**EXERCISE**
Copy all the entries word for word, but omit the pictures.

**TASK INPUTS**
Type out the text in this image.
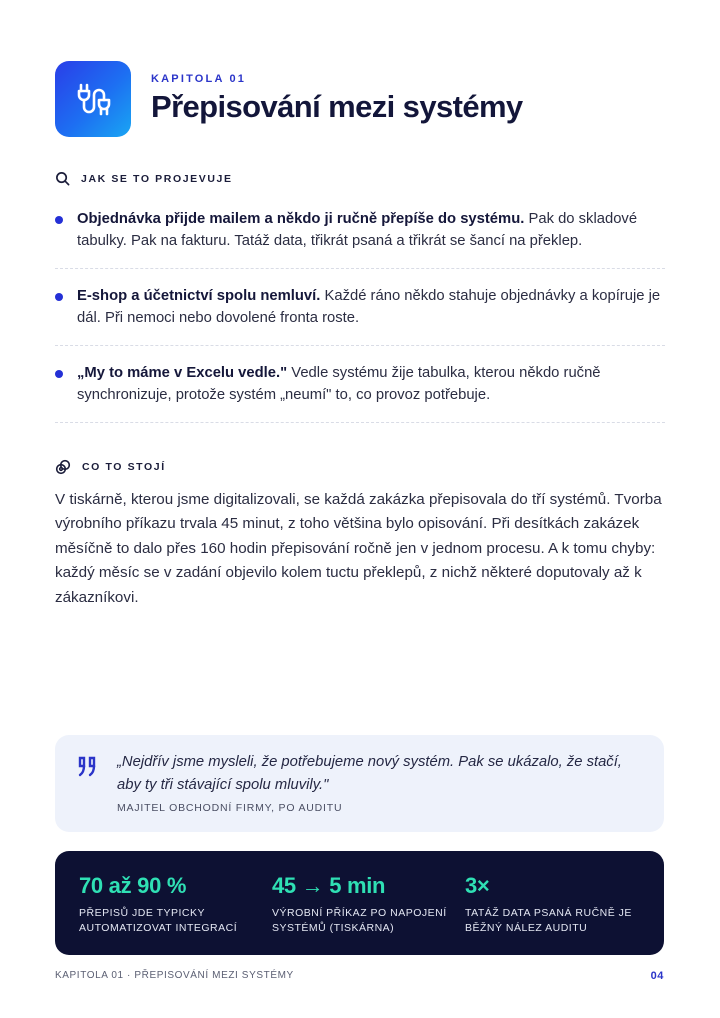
KAPITOLA 01
Přepisování mezi systémy
JAK SE TO PROJEVUJE

Objednávka přijde mailem a někdo ji ručně přepíše do systému. Pak do skladové tabulky. Pak na fakturu. Tatáž data, třikrát psaná a třikrát se šancí na překlep.

E-shop a účetnictví spolu nemluví. Každé ráno někdo stahuje objednávky a kopíruje je dál. Při nemoci nebo dovolené fronta roste.

„My to máme v Excelu vedle." Vedle systému žije tabulka, kterou někdo ručně synchronizuje, protože systém „neumí" to, co provoz potřebuje.

CO TO STOJÍ

V tiskárně, kterou jsme digitalizovali, se každá zakázka přepisovala do tří systémů. Tvorba výrobního příkazu trvala 45 minut, z toho většina bylo opisování. Při desítkách zakázek měsíčně to dalo přes 160 hodin přepisování ročně jen v jednom procesu. A k tomu chyby: každý měsíc se v zadání objevilo kolem tuctu překlepů, z nichž některé doputovaly až k zákazníkovi.

„Nejdřív jsme mysleli, že potřebujeme nový systém. Pak se ukázalo, že stačí, aby ty tři stávající spolu mluvily."

MAJITEL OBCHODNÍ FIRMY, PO AUDITU
70 až 90 %
PŘEPISŮ JDE TYPICKY AUTOMATIZOVAT INTEGRACÍ
45 → 5 min
VÝROBNÍ PŘÍKAZ PO NAPOJENÍ SYSTÉMŮ (TISKÁRNA)
3×
TATÁŽ DATA PSANÁ RUČNĚ JE BĚŽNÝ NÁLEZ AUDITU
KAPITOLA 01 · PŘEPISOVÁNÍ MEZI SYSTÉMY	04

**WORKED SOLUTION**
Type out the text in this image.
KAPITOLA 01
Přepisování mezi systémy
JAK SE TO PROJEVUJE

Objednávka přijde mailem a někdo ji ručně přepíše do systému. Pak do skladové tabulky. Pak na fakturu. Tatáž data, třikrát psaná a třikrát se šancí na překlep.

E-shop a účetnictví spolu nemluví. Každé ráno někdo stahuje objednávky a kopíruje je dál. Při nemoci nebo dovolené fronta roste.

„My to máme v Excelu vedle." Vedle systému žije tabulka, kterou někdo ručně synchronizuje, protože systém „neumí" to, co provoz potřebuje.

CO TO STOJÍ

V tiskárně, kterou jsme digitalizovali, se každá zakázka přepisovala do tří systémů. Tvorba výrobního příkazu trvala 45 minut, z toho většina bylo opisování. Při desítkách zakázek měsíčně to dalo přes 160 hodin přepisování ročně jen v jednom procesu. A k tomu chyby: každý měsíc se v zadání objevilo kolem tuctu překlepů, z nichž některé doputovaly až k zákazníkovi.

„Nejdřív jsme mysleli, že potřebujeme nový systém. Pak se ukázalo, že stačí, aby ty tři stávající spolu mluvily."

MAJITEL OBCHODNÍ FIRMY, PO AUDITU
70 až 90 %
PŘEPISŮ JDE TYPICKY AUTOMATIZOVAT INTEGRACÍ
45 → 5 min
VÝROBNÍ PŘÍKAZ PO NAPOJENÍ SYSTÉMŮ (TISKÁRNA)
3×
TATÁŽ DATA PSANÁ RUČNĚ JE BĚŽNÝ NÁLEZ AUDITU
KAPITOLA 01 · PŘEPISOVÁNÍ MEZI SYSTÉMY	04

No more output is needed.